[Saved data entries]
§

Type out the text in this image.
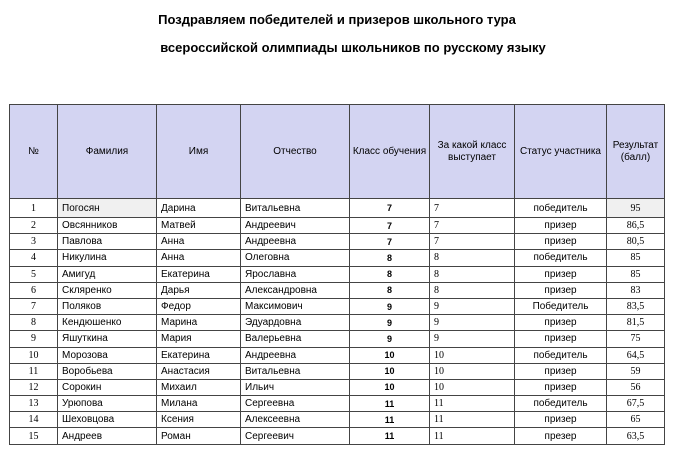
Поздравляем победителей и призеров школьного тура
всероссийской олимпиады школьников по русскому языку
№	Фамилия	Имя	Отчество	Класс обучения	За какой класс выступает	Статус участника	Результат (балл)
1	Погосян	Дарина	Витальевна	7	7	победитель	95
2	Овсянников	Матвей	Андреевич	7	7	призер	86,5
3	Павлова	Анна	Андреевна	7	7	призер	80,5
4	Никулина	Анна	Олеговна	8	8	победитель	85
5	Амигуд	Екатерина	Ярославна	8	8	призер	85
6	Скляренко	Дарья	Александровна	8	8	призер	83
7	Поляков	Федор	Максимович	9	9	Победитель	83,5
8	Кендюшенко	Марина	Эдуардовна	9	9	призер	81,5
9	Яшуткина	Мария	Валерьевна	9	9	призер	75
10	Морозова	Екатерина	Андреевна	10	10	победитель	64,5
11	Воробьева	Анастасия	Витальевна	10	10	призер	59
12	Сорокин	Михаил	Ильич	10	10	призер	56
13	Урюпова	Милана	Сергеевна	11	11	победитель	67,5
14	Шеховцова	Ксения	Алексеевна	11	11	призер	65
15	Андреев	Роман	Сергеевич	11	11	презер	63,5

§

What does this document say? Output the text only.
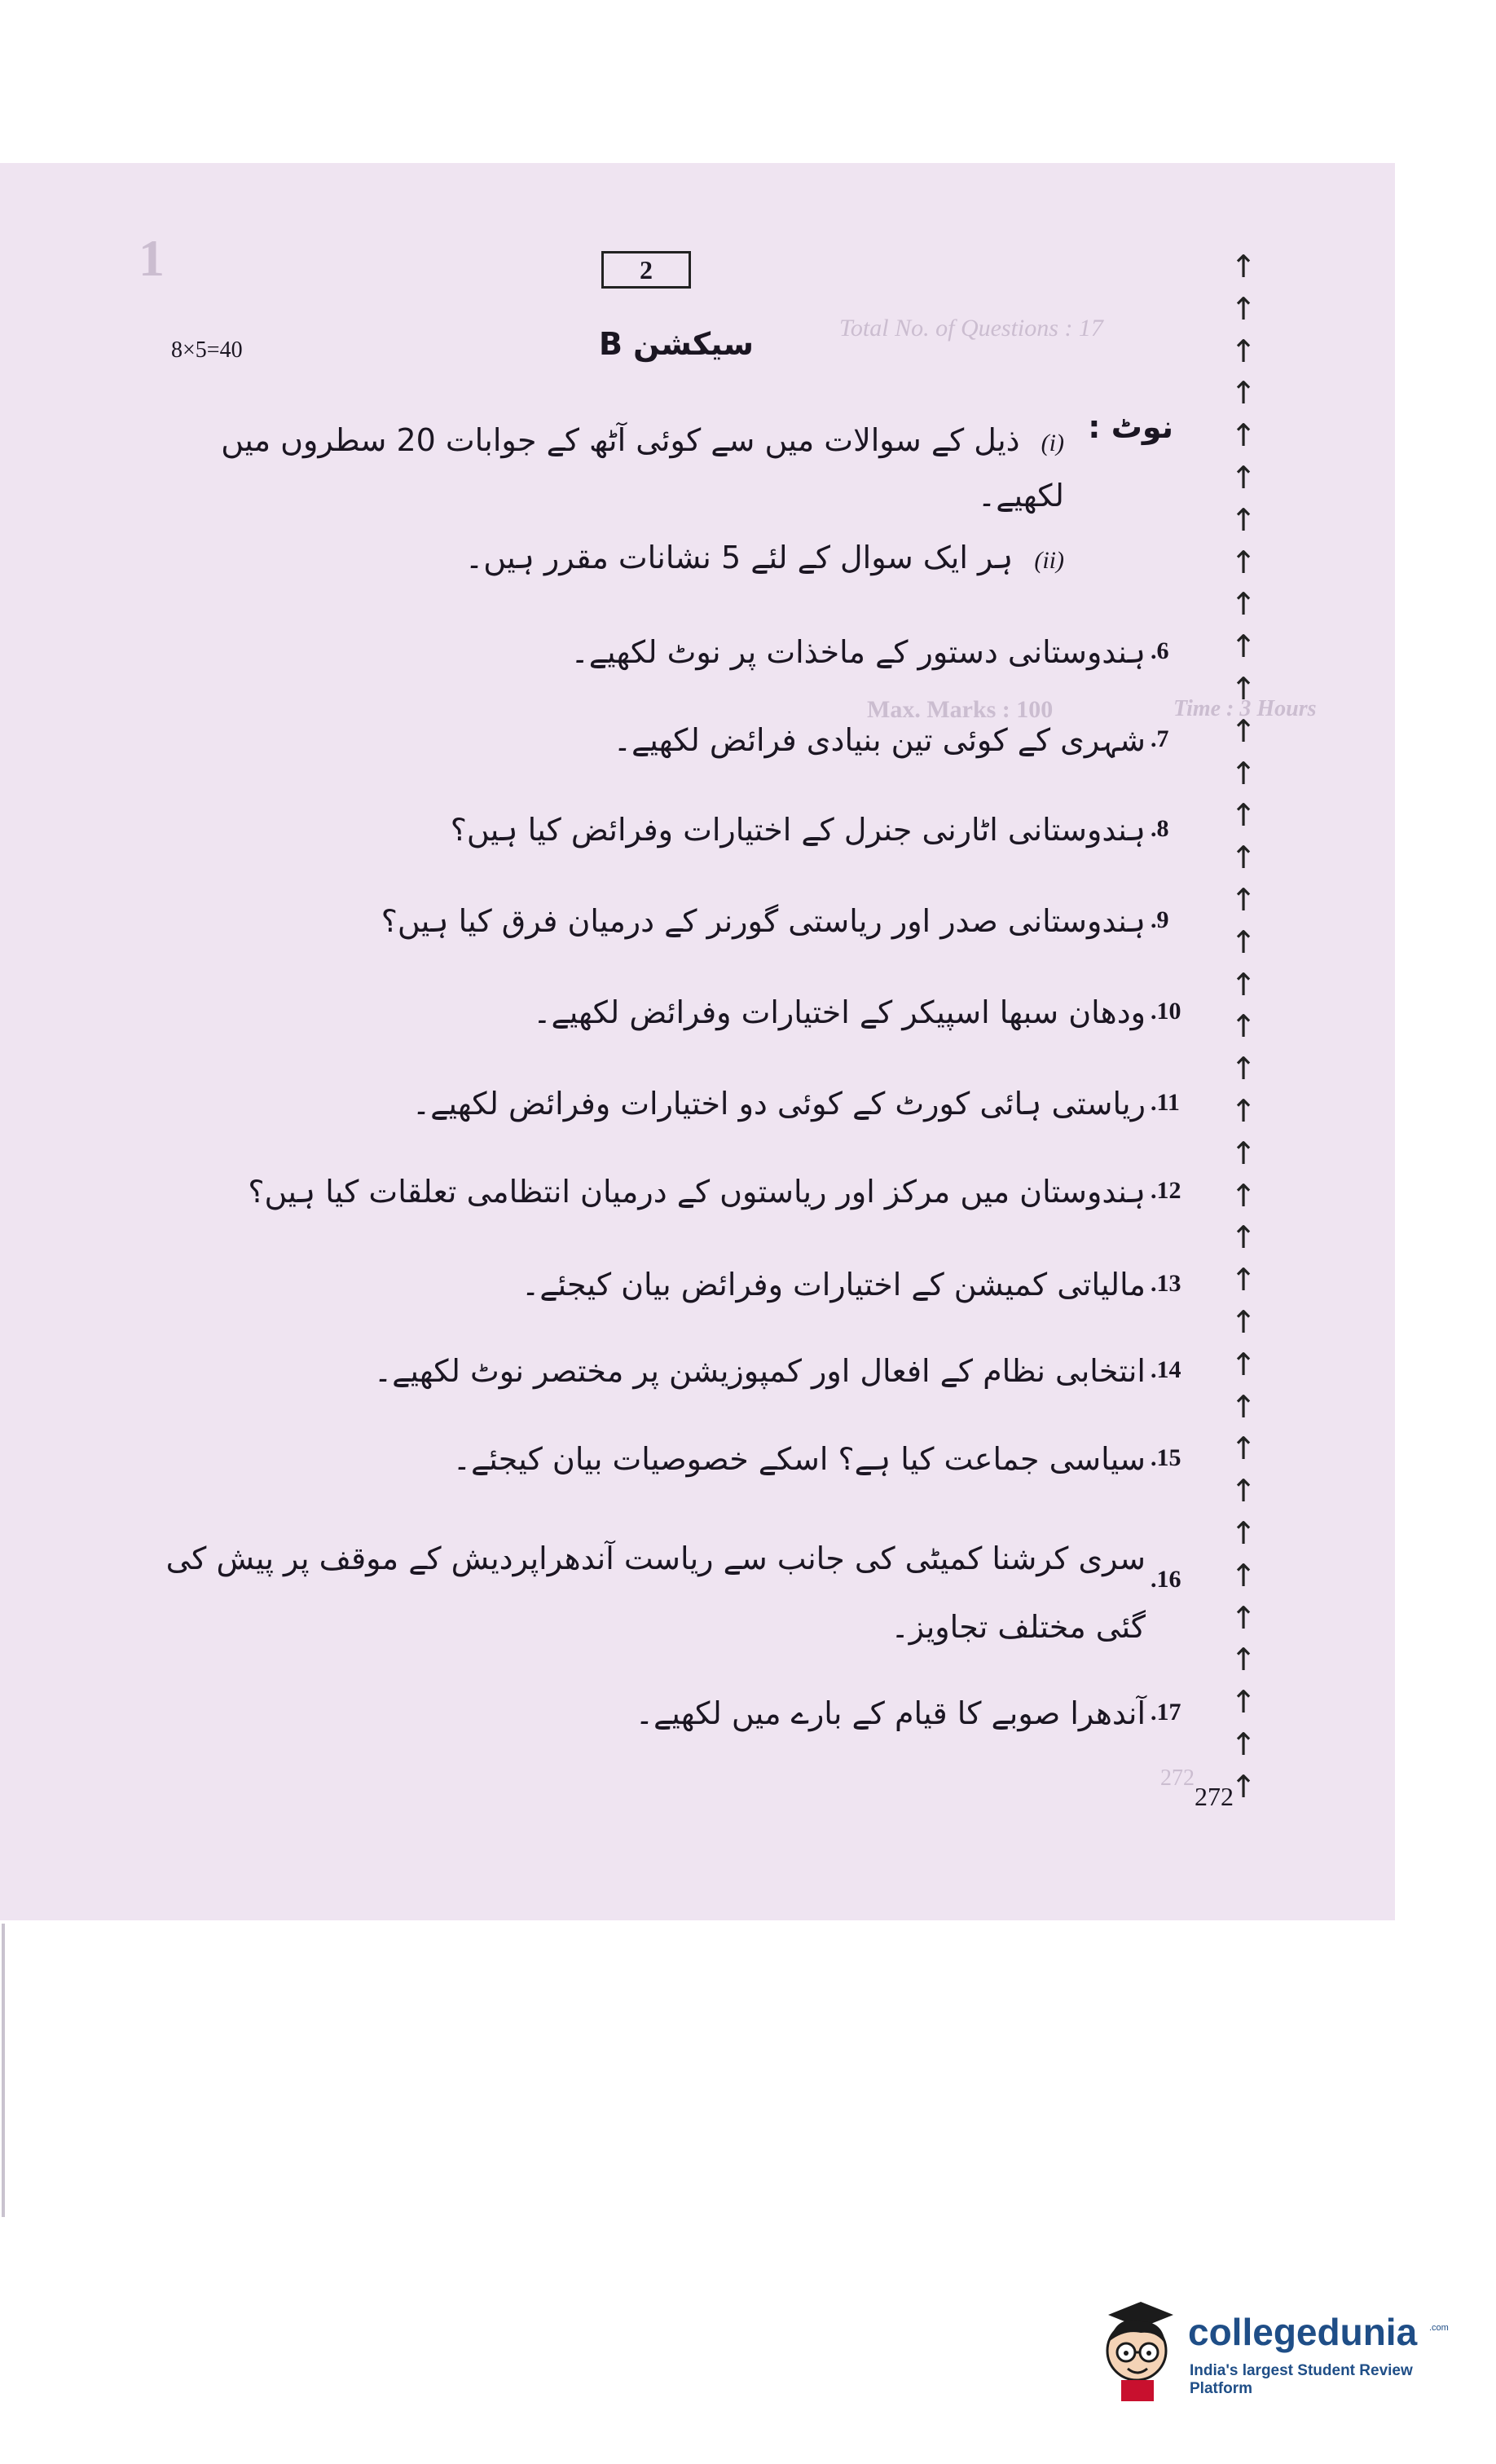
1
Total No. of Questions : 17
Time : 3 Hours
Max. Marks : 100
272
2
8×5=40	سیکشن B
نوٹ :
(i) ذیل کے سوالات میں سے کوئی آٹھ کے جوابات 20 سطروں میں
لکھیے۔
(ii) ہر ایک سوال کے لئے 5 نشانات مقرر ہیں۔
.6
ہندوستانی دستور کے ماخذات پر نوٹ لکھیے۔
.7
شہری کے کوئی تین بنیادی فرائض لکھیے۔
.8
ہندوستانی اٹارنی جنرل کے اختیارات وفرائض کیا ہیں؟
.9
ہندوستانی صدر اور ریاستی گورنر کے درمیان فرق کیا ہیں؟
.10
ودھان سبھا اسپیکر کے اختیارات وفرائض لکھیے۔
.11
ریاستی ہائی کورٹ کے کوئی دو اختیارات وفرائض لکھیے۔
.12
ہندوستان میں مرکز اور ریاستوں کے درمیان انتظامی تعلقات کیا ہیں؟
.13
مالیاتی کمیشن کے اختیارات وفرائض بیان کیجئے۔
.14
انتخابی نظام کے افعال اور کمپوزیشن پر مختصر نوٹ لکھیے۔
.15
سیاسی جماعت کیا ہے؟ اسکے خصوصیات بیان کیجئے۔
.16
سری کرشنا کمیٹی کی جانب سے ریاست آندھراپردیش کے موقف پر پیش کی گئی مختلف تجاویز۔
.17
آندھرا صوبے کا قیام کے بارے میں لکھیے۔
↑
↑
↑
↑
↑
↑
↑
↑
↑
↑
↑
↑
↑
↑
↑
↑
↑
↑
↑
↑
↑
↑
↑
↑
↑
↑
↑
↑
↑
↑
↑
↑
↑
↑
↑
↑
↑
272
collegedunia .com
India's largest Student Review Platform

§

Check each line of the records for the word "this" and extract those that contain it.

Type out the text in this image.
What does this document say? Output the text only.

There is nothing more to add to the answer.